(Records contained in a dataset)
--- --- ---

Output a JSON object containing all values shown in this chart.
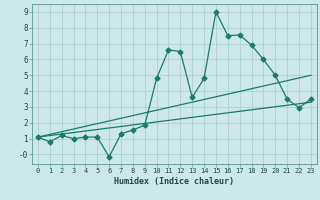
{
  "title": "",
  "xlabel": "Humidex (Indice chaleur)",
  "bg_color": "#cce8e8",
  "grid_color": "#aacccc",
  "line_color": "#1a7a6e",
  "xlim": [
    -0.5,
    23.5
  ],
  "ylim": [
    -0.6,
    9.5
  ],
  "xticks": [
    0,
    1,
    2,
    3,
    4,
    5,
    6,
    7,
    8,
    9,
    10,
    11,
    12,
    13,
    14,
    15,
    16,
    17,
    18,
    19,
    20,
    21,
    22,
    23
  ],
  "yticks": [
    0,
    1,
    2,
    3,
    4,
    5,
    6,
    7,
    8,
    9
  ],
  "ytick_labels": [
    "-0",
    "1",
    "2",
    "3",
    "4",
    "5",
    "6",
    "7",
    "8",
    "9"
  ],
  "main_x": [
    0,
    1,
    2,
    3,
    4,
    5,
    6,
    7,
    8,
    9,
    10,
    11,
    12,
    13,
    14,
    15,
    16,
    17,
    18,
    19,
    20,
    21,
    22,
    23
  ],
  "main_y": [
    1.1,
    0.8,
    1.2,
    1.0,
    1.1,
    1.1,
    -0.15,
    1.3,
    1.55,
    1.85,
    4.8,
    6.6,
    6.5,
    3.6,
    4.8,
    9.0,
    7.5,
    7.55,
    6.9,
    6.0,
    5.0,
    3.5,
    2.95,
    3.5
  ],
  "line2_x": [
    0,
    23
  ],
  "line2_y": [
    1.1,
    5.0
  ],
  "line3_x": [
    0,
    23
  ],
  "line3_y": [
    1.1,
    3.3
  ],
  "marker_size": 2.5,
  "linewidth": 0.9,
  "font_size_tick": 5,
  "font_size_label": 6
}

--- --- ---

* _Instructions for the task_
Repeat each line of the records above exactly, but do not copy the pictures.

* _Completed task_
Output a JSON object containing all values shown in this chart.
{
  "title": "",
  "xlabel": "Humidex (Indice chaleur)",
  "bg_color": "#cce8e8",
  "grid_color": "#aacccc",
  "line_color": "#1a7a6e",
  "xlim": [
    -0.5,
    23.5
  ],
  "ylim": [
    -0.6,
    9.5
  ],
  "xticks": [
    0,
    1,
    2,
    3,
    4,
    5,
    6,
    7,
    8,
    9,
    10,
    11,
    12,
    13,
    14,
    15,
    16,
    17,
    18,
    19,
    20,
    21,
    22,
    23
  ],
  "yticks": [
    0,
    1,
    2,
    3,
    4,
    5,
    6,
    7,
    8,
    9
  ],
  "ytick_labels": [
    "-0",
    "1",
    "2",
    "3",
    "4",
    "5",
    "6",
    "7",
    "8",
    "9"
  ],
  "main_x": [
    0,
    1,
    2,
    3,
    4,
    5,
    6,
    7,
    8,
    9,
    10,
    11,
    12,
    13,
    14,
    15,
    16,
    17,
    18,
    19,
    20,
    21,
    22,
    23
  ],
  "main_y": [
    1.1,
    0.8,
    1.2,
    1.0,
    1.1,
    1.1,
    -0.15,
    1.3,
    1.55,
    1.85,
    4.8,
    6.6,
    6.5,
    3.6,
    4.8,
    9.0,
    7.5,
    7.55,
    6.9,
    6.0,
    5.0,
    3.5,
    2.95,
    3.5
  ],
  "line2_x": [
    0,
    23
  ],
  "line2_y": [
    1.1,
    5.0
  ],
  "line3_x": [
    0,
    23
  ],
  "line3_y": [
    1.1,
    3.3
  ],
  "marker_size": 2.5,
  "linewidth": 0.9,
  "font_size_tick": 5,
  "font_size_label": 6
}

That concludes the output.